Dataset listings of figures:
▬▬▬

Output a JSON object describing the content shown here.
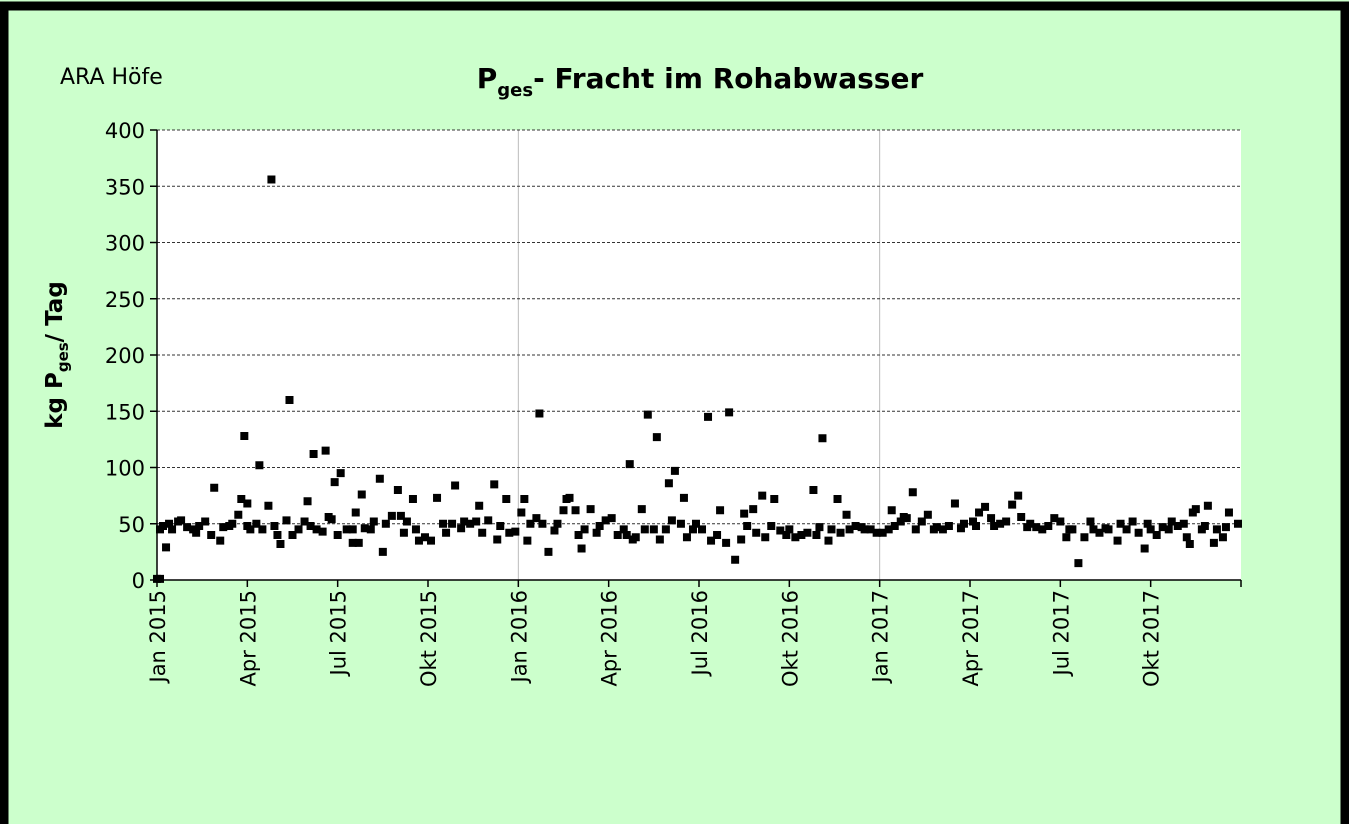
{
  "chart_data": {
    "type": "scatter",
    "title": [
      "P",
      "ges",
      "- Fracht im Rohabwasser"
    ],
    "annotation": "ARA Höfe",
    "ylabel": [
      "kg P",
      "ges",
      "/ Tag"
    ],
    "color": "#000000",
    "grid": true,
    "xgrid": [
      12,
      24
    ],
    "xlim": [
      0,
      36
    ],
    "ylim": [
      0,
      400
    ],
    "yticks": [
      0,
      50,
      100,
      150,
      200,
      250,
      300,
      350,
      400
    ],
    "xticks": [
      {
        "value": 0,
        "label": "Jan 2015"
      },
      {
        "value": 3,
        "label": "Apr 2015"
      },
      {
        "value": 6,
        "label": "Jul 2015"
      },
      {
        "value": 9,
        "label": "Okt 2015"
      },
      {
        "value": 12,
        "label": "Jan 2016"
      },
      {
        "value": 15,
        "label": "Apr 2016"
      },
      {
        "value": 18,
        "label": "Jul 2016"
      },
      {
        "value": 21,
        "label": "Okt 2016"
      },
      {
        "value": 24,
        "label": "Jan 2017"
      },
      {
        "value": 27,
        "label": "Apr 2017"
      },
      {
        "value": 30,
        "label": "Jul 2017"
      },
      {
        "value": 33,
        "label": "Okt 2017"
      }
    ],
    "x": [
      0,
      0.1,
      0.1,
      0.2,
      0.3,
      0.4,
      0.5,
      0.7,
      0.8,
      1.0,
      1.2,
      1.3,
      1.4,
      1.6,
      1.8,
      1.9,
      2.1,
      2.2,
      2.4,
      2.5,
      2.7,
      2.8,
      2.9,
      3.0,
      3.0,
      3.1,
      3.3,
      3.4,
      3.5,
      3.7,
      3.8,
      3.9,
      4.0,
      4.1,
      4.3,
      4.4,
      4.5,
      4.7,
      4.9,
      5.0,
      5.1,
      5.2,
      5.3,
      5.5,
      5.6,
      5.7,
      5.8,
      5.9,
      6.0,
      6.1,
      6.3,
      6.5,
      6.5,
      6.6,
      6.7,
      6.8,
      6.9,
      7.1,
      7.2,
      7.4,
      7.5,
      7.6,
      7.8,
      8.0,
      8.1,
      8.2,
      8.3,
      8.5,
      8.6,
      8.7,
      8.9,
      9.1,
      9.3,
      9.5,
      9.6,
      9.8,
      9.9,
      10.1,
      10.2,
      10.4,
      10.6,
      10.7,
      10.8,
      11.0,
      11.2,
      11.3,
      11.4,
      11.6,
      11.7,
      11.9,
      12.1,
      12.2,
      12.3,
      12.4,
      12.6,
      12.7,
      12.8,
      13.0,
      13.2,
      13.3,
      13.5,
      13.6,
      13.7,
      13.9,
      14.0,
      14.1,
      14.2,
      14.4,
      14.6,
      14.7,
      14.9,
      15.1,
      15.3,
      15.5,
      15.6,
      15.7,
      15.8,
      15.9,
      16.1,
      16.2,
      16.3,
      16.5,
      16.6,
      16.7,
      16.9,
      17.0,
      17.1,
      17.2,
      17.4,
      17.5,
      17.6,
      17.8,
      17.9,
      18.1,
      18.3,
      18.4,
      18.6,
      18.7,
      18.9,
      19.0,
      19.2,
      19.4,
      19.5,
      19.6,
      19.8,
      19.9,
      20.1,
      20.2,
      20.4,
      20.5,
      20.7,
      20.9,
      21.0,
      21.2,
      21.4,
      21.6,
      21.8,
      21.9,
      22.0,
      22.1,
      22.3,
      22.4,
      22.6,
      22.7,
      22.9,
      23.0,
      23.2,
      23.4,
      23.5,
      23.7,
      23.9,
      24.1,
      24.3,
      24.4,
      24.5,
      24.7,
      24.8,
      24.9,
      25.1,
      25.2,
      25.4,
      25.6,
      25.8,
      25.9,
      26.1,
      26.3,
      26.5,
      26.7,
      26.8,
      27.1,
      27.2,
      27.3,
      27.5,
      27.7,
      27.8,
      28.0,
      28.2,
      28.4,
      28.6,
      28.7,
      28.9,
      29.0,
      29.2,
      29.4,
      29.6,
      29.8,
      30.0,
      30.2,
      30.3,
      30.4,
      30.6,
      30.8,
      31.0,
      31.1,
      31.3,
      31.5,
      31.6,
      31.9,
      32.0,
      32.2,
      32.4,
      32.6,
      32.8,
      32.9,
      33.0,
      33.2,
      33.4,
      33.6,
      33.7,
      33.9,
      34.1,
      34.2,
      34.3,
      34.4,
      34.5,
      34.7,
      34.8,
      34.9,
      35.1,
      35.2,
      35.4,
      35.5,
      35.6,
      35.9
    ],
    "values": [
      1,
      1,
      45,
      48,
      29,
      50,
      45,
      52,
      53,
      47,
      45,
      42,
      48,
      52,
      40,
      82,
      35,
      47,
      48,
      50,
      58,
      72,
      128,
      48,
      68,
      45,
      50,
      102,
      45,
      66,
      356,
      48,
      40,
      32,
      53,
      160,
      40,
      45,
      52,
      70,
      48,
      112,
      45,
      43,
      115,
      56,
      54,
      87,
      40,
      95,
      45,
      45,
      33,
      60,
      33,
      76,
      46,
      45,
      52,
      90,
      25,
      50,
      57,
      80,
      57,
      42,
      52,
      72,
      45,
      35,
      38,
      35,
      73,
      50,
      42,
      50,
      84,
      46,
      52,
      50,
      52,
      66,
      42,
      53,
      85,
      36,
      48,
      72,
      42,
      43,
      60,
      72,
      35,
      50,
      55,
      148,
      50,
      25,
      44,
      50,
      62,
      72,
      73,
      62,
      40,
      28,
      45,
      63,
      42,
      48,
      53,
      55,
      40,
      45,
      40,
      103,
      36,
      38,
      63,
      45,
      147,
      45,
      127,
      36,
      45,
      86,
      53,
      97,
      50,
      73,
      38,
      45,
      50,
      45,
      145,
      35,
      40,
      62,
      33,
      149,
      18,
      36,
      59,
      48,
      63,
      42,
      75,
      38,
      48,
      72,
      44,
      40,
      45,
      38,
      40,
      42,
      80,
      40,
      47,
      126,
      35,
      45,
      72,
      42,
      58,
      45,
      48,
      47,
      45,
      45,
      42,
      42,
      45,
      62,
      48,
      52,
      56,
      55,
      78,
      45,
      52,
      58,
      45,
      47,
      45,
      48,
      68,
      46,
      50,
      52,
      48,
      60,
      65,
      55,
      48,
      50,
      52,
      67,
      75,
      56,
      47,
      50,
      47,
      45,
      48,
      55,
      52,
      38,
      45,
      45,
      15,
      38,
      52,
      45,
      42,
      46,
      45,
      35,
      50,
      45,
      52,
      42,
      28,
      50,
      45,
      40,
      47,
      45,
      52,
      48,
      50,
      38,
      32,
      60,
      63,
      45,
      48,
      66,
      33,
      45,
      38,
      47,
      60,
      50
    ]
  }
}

▬▬▬

-- Task statement --
Images in the data above are to be skipped. Retype all other material exactly.

-- Correct output --
Output a JSON object describing the content shown here.
{
  "chart_data": {
    "type": "scatter",
    "title": [
      "P",
      "ges",
      "- Fracht im Rohabwasser"
    ],
    "annotation": "ARA Höfe",
    "ylabel": [
      "kg P",
      "ges",
      "/ Tag"
    ],
    "color": "#000000",
    "grid": true,
    "xgrid": [
      12,
      24
    ],
    "xlim": [
      0,
      36
    ],
    "ylim": [
      0,
      400
    ],
    "yticks": [
      0,
      50,
      100,
      150,
      200,
      250,
      300,
      350,
      400
    ],
    "xticks": [
      {
        "value": 0,
        "label": "Jan 2015"
      },
      {
        "value": 3,
        "label": "Apr 2015"
      },
      {
        "value": 6,
        "label": "Jul 2015"
      },
      {
        "value": 9,
        "label": "Okt 2015"
      },
      {
        "value": 12,
        "label": "Jan 2016"
      },
      {
        "value": 15,
        "label": "Apr 2016"
      },
      {
        "value": 18,
        "label": "Jul 2016"
      },
      {
        "value": 21,
        "label": "Okt 2016"
      },
      {
        "value": 24,
        "label": "Jan 2017"
      },
      {
        "value": 27,
        "label": "Apr 2017"
      },
      {
        "value": 30,
        "label": "Jul 2017"
      },
      {
        "value": 33,
        "label": "Okt 2017"
      }
    ],
    "x": [
      0,
      0.1,
      0.1,
      0.2,
      0.3,
      0.4,
      0.5,
      0.7,
      0.8,
      1.0,
      1.2,
      1.3,
      1.4,
      1.6,
      1.8,
      1.9,
      2.1,
      2.2,
      2.4,
      2.5,
      2.7,
      2.8,
      2.9,
      3.0,
      3.0,
      3.1,
      3.3,
      3.4,
      3.5,
      3.7,
      3.8,
      3.9,
      4.0,
      4.1,
      4.3,
      4.4,
      4.5,
      4.7,
      4.9,
      5.0,
      5.1,
      5.2,
      5.3,
      5.5,
      5.6,
      5.7,
      5.8,
      5.9,
      6.0,
      6.1,
      6.3,
      6.5,
      6.5,
      6.6,
      6.7,
      6.8,
      6.9,
      7.1,
      7.2,
      7.4,
      7.5,
      7.6,
      7.8,
      8.0,
      8.1,
      8.2,
      8.3,
      8.5,
      8.6,
      8.7,
      8.9,
      9.1,
      9.3,
      9.5,
      9.6,
      9.8,
      9.9,
      10.1,
      10.2,
      10.4,
      10.6,
      10.7,
      10.8,
      11.0,
      11.2,
      11.3,
      11.4,
      11.6,
      11.7,
      11.9,
      12.1,
      12.2,
      12.3,
      12.4,
      12.6,
      12.7,
      12.8,
      13.0,
      13.2,
      13.3,
      13.5,
      13.6,
      13.7,
      13.9,
      14.0,
      14.1,
      14.2,
      14.4,
      14.6,
      14.7,
      14.9,
      15.1,
      15.3,
      15.5,
      15.6,
      15.7,
      15.8,
      15.9,
      16.1,
      16.2,
      16.3,
      16.5,
      16.6,
      16.7,
      16.9,
      17.0,
      17.1,
      17.2,
      17.4,
      17.5,
      17.6,
      17.8,
      17.9,
      18.1,
      18.3,
      18.4,
      18.6,
      18.7,
      18.9,
      19.0,
      19.2,
      19.4,
      19.5,
      19.6,
      19.8,
      19.9,
      20.1,
      20.2,
      20.4,
      20.5,
      20.7,
      20.9,
      21.0,
      21.2,
      21.4,
      21.6,
      21.8,
      21.9,
      22.0,
      22.1,
      22.3,
      22.4,
      22.6,
      22.7,
      22.9,
      23.0,
      23.2,
      23.4,
      23.5,
      23.7,
      23.9,
      24.1,
      24.3,
      24.4,
      24.5,
      24.7,
      24.8,
      24.9,
      25.1,
      25.2,
      25.4,
      25.6,
      25.8,
      25.9,
      26.1,
      26.3,
      26.5,
      26.7,
      26.8,
      27.1,
      27.2,
      27.3,
      27.5,
      27.7,
      27.8,
      28.0,
      28.2,
      28.4,
      28.6,
      28.7,
      28.9,
      29.0,
      29.2,
      29.4,
      29.6,
      29.8,
      30.0,
      30.2,
      30.3,
      30.4,
      30.6,
      30.8,
      31.0,
      31.1,
      31.3,
      31.5,
      31.6,
      31.9,
      32.0,
      32.2,
      32.4,
      32.6,
      32.8,
      32.9,
      33.0,
      33.2,
      33.4,
      33.6,
      33.7,
      33.9,
      34.1,
      34.2,
      34.3,
      34.4,
      34.5,
      34.7,
      34.8,
      34.9,
      35.1,
      35.2,
      35.4,
      35.5,
      35.6,
      35.9
    ],
    "values": [
      1,
      1,
      45,
      48,
      29,
      50,
      45,
      52,
      53,
      47,
      45,
      42,
      48,
      52,
      40,
      82,
      35,
      47,
      48,
      50,
      58,
      72,
      128,
      48,
      68,
      45,
      50,
      102,
      45,
      66,
      356,
      48,
      40,
      32,
      53,
      160,
      40,
      45,
      52,
      70,
      48,
      112,
      45,
      43,
      115,
      56,
      54,
      87,
      40,
      95,
      45,
      45,
      33,
      60,
      33,
      76,
      46,
      45,
      52,
      90,
      25,
      50,
      57,
      80,
      57,
      42,
      52,
      72,
      45,
      35,
      38,
      35,
      73,
      50,
      42,
      50,
      84,
      46,
      52,
      50,
      52,
      66,
      42,
      53,
      85,
      36,
      48,
      72,
      42,
      43,
      60,
      72,
      35,
      50,
      55,
      148,
      50,
      25,
      44,
      50,
      62,
      72,
      73,
      62,
      40,
      28,
      45,
      63,
      42,
      48,
      53,
      55,
      40,
      45,
      40,
      103,
      36,
      38,
      63,
      45,
      147,
      45,
      127,
      36,
      45,
      86,
      53,
      97,
      50,
      73,
      38,
      45,
      50,
      45,
      145,
      35,
      40,
      62,
      33,
      149,
      18,
      36,
      59,
      48,
      63,
      42,
      75,
      38,
      48,
      72,
      44,
      40,
      45,
      38,
      40,
      42,
      80,
      40,
      47,
      126,
      35,
      45,
      72,
      42,
      58,
      45,
      48,
      47,
      45,
      45,
      42,
      42,
      45,
      62,
      48,
      52,
      56,
      55,
      78,
      45,
      52,
      58,
      45,
      47,
      45,
      48,
      68,
      46,
      50,
      52,
      48,
      60,
      65,
      55,
      48,
      50,
      52,
      67,
      75,
      56,
      47,
      50,
      47,
      45,
      48,
      55,
      52,
      38,
      45,
      45,
      15,
      38,
      52,
      45,
      42,
      46,
      45,
      35,
      50,
      45,
      52,
      42,
      28,
      50,
      45,
      40,
      47,
      45,
      52,
      48,
      50,
      38,
      32,
      60,
      63,
      45,
      48,
      66,
      33,
      45,
      38,
      47,
      60,
      50
    ]
  }
}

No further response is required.